From the records below, extract every line that contains the string "radar", copying each line in full.

(Element location data)
•••••
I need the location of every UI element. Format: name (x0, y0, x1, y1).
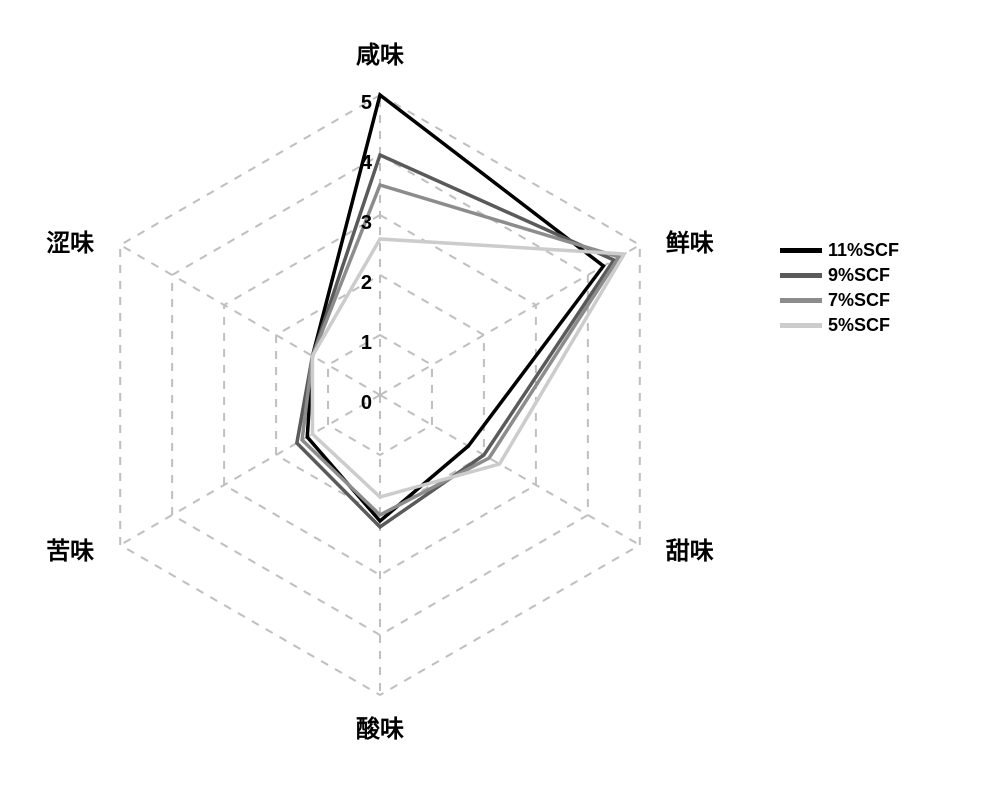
radar-svg: 0 1 2 3 4 5 咸味鲜味甜味酸味 苦味 涩味 (0, 0, 1000, 789)
legend-row-5%SCF: 5%SCF (780, 315, 899, 336)
tick-label-1: 1 (361, 332, 372, 354)
axis-label-astr: 涩味 (46, 230, 94, 257)
legend-swatch (780, 298, 822, 303)
tick-label-4: 4 (361, 152, 373, 174)
axis-label-sweet: 甜味 (666, 538, 714, 565)
series-5%SCF (312, 239, 624, 497)
tick-label-0: 0 (361, 392, 372, 414)
series-11%SCF (307, 95, 603, 521)
series-7%SCF (302, 185, 619, 515)
legend-label: 11%SCF (828, 240, 899, 261)
legend-swatch (780, 323, 822, 328)
tick-label-3: 3 (361, 212, 372, 234)
legend-swatch (780, 273, 822, 278)
radar-chart: 0 1 2 3 4 5 咸味鲜味甜味酸味 苦味 涩味 (0, 0, 1000, 794)
grid-spoke-bitter (120, 395, 380, 545)
axis-label-sour: 酸味 (356, 716, 404, 743)
legend-label: 9%SCF (828, 265, 890, 286)
legend: 11%SCF 9%SCF 7%SCF 5%SCF (780, 240, 899, 340)
legend-row-9%SCF: 9%SCF (780, 265, 899, 286)
legend-swatch (780, 248, 822, 253)
legend-row-7%SCF: 7%SCF (780, 290, 899, 311)
axis-label-umami: 鲜味 (666, 229, 714, 257)
axis-label-salty: 咸味 (356, 42, 404, 69)
tick-label-5: 5 (361, 92, 372, 114)
legend-label: 7%SCF (828, 290, 890, 311)
tick-label-2: 2 (361, 272, 372, 294)
legend-label: 5%SCF (828, 315, 890, 336)
legend-row-11%SCF: 11%SCF (780, 240, 899, 261)
axis-label-bitter: 苦味 (46, 538, 94, 565)
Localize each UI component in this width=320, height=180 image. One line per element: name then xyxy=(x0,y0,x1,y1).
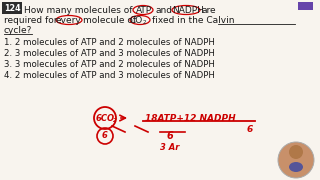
•••••
(THE RESPONSE)
radar-svg: 0 1 2 3 4 5 咸味鲜味甜味酸味 苦味 涩味 (0, 0, 1000, 789)
radar-chart: 0 1 2 3 4 5 咸味鲜味甜味酸味 苦味 涩味 (0, 0, 1000, 794)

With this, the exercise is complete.